Which lines hold the word "years"? Show each of them.

■ **PROVIDED MATERIAL**:
══════

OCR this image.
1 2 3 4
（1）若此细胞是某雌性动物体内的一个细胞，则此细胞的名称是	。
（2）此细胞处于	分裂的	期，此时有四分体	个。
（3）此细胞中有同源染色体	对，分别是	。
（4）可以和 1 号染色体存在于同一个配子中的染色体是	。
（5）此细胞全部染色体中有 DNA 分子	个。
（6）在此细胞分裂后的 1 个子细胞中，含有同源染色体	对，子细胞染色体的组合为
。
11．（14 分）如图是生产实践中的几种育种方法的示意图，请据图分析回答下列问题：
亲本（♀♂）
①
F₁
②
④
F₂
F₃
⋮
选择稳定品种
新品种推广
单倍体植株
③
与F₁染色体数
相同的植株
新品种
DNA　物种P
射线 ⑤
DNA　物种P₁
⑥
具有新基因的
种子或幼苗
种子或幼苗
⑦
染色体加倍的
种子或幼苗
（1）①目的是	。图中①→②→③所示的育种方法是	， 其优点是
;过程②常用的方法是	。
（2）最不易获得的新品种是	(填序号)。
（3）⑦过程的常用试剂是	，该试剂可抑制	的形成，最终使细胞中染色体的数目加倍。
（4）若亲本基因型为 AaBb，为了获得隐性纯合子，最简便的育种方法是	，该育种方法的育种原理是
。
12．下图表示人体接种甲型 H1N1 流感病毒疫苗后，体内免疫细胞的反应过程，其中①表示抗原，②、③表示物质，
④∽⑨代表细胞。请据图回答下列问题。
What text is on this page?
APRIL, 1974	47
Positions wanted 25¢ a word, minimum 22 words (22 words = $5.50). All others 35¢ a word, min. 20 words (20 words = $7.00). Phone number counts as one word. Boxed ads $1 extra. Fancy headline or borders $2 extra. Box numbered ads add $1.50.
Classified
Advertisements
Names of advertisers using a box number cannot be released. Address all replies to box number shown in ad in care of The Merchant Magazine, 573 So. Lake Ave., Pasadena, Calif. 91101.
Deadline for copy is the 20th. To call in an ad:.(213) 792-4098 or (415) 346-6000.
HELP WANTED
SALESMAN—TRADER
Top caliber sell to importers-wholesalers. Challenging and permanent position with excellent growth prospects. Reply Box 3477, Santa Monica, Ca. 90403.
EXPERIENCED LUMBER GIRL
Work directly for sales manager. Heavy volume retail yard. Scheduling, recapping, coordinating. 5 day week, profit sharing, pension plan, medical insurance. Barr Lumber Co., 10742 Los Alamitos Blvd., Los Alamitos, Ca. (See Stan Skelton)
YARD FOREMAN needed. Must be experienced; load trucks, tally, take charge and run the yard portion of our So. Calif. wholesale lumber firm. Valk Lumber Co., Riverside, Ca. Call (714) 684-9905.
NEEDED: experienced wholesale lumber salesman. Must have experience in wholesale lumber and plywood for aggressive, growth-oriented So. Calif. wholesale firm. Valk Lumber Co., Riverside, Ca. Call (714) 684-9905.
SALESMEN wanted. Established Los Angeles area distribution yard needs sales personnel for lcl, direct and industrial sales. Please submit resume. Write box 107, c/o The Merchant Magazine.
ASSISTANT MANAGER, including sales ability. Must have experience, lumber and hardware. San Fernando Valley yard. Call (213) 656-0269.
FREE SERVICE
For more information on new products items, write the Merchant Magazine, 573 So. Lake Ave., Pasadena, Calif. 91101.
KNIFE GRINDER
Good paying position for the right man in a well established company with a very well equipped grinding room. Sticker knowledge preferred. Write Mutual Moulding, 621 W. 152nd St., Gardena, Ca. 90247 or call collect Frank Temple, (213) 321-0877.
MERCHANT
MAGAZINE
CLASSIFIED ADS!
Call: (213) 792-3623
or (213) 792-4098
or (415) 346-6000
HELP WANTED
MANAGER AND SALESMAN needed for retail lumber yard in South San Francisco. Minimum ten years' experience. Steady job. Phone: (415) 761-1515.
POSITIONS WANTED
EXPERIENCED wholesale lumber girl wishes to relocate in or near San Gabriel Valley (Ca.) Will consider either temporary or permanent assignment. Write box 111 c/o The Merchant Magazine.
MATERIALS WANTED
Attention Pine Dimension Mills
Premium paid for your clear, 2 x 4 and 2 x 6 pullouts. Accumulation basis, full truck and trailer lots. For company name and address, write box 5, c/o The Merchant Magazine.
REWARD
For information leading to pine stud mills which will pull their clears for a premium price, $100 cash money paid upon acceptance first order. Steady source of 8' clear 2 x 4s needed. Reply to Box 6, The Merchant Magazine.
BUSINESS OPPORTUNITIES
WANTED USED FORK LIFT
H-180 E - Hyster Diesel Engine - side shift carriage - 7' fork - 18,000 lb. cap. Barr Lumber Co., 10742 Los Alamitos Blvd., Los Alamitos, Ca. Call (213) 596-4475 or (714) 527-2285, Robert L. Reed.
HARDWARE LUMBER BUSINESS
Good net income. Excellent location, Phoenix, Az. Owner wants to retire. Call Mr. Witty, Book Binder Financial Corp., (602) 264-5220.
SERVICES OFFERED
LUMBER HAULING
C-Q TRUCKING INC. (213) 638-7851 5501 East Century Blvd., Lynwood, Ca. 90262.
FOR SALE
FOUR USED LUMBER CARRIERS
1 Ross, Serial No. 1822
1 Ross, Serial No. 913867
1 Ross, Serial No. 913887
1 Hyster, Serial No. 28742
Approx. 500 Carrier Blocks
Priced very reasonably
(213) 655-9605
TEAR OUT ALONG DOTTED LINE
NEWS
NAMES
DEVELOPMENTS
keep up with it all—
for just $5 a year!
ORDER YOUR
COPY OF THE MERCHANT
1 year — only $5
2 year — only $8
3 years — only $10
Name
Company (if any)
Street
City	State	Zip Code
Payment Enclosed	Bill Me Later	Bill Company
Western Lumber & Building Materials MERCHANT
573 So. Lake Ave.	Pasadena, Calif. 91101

══════

■ **REPLY**:
MANAGER AND SALESMAN needed for retail lumber yard in South San Francisco. Minimum ten years' experience. Steady job. Phone: (415) 761-1515.
3 years — only $10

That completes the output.